Each line containing the word "votre" must be collected.
— begin DATASET EXCERPTS —
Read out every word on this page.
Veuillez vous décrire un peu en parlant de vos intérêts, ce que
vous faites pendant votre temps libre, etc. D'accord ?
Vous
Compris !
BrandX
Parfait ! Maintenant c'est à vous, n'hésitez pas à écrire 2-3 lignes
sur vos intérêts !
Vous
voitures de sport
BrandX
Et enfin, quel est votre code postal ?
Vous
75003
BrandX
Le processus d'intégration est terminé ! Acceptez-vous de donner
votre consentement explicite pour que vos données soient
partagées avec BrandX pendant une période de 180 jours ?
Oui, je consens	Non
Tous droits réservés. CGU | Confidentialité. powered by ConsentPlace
— end DATASET EXCERPTS —
— begin DATASET EXCERPTS —
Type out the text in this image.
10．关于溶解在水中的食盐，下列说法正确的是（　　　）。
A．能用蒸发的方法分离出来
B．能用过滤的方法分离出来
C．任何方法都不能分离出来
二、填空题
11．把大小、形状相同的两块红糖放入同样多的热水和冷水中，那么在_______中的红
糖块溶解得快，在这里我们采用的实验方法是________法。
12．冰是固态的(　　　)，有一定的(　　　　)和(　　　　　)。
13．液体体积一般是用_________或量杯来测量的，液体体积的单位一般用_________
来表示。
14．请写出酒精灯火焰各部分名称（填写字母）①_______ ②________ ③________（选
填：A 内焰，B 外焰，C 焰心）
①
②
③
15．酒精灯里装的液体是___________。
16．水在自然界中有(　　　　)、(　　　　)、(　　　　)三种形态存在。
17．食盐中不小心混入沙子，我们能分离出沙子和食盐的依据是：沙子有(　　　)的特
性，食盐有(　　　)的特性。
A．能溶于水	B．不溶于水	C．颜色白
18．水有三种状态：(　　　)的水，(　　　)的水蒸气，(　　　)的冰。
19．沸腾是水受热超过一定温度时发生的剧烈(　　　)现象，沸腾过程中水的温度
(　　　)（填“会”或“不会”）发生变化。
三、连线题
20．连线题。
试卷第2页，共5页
— end DATASET EXCERPTS —
| WRITTEN SOLUTION |
vous faites pendant votre temps libre, etc. D'accord ?
Et enfin, quel est votre code postal ?
votre consentement explicite pour que vos données soient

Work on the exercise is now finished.